*The request*. State how many lines contain "screenshot", and write nothing except that count.

*Stored records*.
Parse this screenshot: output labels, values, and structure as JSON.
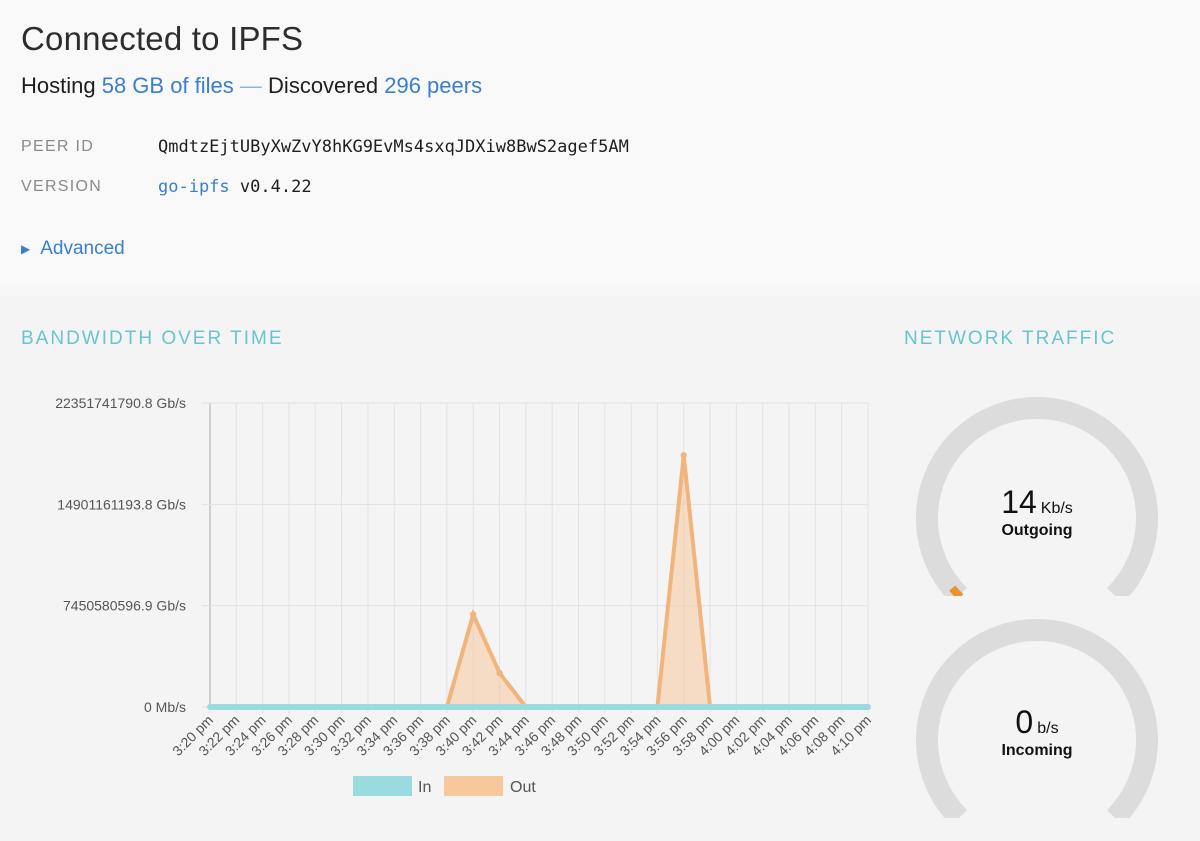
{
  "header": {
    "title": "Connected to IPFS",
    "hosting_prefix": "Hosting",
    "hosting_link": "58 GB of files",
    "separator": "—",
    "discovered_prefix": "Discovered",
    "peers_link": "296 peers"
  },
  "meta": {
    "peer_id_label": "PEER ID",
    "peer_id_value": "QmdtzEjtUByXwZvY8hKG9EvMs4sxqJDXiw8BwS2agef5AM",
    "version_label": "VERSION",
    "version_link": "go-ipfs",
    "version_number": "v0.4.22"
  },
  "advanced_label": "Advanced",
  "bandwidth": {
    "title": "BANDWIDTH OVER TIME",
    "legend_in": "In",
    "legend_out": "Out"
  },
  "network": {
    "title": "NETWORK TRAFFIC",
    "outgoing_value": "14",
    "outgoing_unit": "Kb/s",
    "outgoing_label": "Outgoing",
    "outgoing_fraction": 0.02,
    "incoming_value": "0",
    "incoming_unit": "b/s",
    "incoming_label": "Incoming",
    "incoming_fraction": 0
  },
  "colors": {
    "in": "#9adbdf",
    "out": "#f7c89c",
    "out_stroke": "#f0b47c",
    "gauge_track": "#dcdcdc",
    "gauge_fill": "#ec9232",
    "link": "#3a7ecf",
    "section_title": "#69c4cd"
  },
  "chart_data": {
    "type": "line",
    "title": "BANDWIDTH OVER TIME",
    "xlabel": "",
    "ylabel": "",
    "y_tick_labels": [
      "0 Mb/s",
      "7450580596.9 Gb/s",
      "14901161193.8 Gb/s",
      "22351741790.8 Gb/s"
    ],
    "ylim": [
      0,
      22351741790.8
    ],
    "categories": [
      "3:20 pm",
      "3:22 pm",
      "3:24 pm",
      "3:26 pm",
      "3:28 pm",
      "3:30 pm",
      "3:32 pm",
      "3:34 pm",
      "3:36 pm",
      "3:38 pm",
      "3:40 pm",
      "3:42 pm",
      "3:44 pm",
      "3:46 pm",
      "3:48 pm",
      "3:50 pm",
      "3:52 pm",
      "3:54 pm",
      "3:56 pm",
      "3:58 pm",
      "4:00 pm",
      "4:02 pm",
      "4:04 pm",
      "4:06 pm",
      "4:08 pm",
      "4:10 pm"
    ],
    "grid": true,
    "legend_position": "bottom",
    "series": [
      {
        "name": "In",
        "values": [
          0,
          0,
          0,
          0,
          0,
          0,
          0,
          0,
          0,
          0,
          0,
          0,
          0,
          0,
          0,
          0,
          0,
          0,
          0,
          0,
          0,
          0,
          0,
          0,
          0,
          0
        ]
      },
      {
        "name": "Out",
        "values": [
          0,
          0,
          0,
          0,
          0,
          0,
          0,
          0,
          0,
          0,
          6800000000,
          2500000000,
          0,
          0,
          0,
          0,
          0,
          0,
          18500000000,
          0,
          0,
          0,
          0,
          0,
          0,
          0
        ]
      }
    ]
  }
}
* * *
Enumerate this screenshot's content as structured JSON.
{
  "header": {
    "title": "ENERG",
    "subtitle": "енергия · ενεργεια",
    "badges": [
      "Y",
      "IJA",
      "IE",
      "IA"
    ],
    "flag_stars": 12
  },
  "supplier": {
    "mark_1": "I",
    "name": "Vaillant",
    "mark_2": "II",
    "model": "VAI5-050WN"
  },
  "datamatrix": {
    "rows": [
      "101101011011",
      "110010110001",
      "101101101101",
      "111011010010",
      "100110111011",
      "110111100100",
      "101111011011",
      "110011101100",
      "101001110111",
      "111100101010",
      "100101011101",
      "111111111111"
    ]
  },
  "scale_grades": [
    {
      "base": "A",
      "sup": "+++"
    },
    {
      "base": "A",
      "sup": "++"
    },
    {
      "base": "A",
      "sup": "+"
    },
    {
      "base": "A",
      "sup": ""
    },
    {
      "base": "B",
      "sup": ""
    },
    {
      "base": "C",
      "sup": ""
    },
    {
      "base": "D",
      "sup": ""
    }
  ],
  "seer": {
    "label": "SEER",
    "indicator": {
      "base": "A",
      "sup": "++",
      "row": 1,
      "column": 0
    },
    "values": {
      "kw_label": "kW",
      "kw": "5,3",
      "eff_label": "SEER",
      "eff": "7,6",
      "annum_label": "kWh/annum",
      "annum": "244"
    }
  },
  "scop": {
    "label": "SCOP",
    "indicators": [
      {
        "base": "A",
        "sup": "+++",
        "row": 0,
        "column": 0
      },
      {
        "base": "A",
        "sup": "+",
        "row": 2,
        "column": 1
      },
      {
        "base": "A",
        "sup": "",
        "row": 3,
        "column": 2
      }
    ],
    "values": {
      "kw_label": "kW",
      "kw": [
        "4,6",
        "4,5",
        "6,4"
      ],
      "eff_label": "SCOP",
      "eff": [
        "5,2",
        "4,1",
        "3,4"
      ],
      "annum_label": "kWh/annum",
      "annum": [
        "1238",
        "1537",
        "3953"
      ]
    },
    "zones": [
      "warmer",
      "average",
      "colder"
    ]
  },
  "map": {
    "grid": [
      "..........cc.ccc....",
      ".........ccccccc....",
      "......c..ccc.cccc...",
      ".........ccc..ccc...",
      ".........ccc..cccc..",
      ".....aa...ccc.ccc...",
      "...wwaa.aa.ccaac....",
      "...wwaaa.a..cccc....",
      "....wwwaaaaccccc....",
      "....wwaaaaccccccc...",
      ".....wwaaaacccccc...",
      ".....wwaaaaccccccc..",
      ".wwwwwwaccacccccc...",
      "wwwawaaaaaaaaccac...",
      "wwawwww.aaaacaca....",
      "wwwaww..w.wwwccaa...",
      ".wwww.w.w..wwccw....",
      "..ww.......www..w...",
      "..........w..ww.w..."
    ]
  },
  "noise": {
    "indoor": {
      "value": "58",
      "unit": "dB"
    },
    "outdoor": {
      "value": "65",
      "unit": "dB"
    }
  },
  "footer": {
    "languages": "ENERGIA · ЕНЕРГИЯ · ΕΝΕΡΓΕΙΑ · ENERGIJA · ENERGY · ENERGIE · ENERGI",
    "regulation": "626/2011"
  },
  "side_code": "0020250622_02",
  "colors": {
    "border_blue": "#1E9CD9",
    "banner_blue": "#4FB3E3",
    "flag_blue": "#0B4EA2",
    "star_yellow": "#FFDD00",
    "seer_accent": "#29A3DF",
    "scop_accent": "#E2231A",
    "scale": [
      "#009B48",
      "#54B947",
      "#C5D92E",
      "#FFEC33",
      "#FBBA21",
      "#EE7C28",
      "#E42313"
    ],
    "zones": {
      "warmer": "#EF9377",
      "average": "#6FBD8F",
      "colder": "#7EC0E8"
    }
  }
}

*Complete response*. 2